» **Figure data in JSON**
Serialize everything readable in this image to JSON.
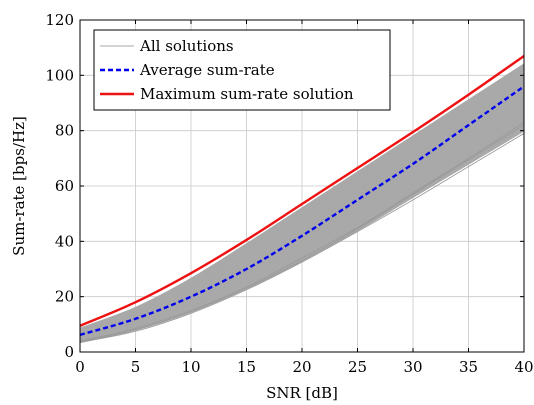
{
  "chart_data": {
    "type": "line",
    "xlabel": "SNR [dB]",
    "ylabel": "Sum-rate [bps/Hz]",
    "xlim": [
      0,
      40
    ],
    "ylim": [
      0,
      120
    ],
    "xticks": [
      0,
      5,
      10,
      15,
      20,
      25,
      30,
      35,
      40
    ],
    "yticks": [
      0,
      20,
      40,
      60,
      80,
      100,
      120
    ],
    "grid": true,
    "legend_position": "top-left",
    "x": [
      0,
      5,
      10,
      15,
      20,
      25,
      30,
      35,
      40
    ],
    "series": [
      {
        "name": "All solutions",
        "role": "band",
        "color": "#a9a9a9",
        "lower": [
          3.5,
          8,
          14.5,
          23,
          33,
          44,
          56,
          68,
          80
        ],
        "upper": [
          8.5,
          16,
          26.5,
          39,
          52,
          65,
          78,
          91,
          104
        ],
        "extra_lines": [
          [
            3.5,
            7.5,
            14,
            22.5,
            32.5,
            43.5,
            55,
            67,
            79
          ],
          [
            4,
            8.5,
            15,
            23.5,
            34,
            45,
            57.5,
            70,
            83
          ],
          [
            3.8,
            8,
            14.5,
            23,
            33,
            44.5,
            57,
            69.5,
            82
          ]
        ]
      },
      {
        "name": "Average sum-rate",
        "role": "line",
        "color": "#0000ee",
        "dash": true,
        "values": [
          6.2,
          12,
          20,
          30,
          42,
          55,
          68,
          82,
          96
        ]
      },
      {
        "name": "Maximum sum-rate solution",
        "role": "line",
        "color": "#ee1111",
        "dash": false,
        "values": [
          9.5,
          18,
          28.5,
          40.5,
          53.5,
          66.5,
          79.5,
          93,
          107
        ]
      }
    ]
  }
}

» **What is being asked**
Locate each line with the word "name" and copy it.

» **Answer below**
        "name": "All solutions",
        "name": "Average sum-rate",
        "name": "Maximum sum-rate solution",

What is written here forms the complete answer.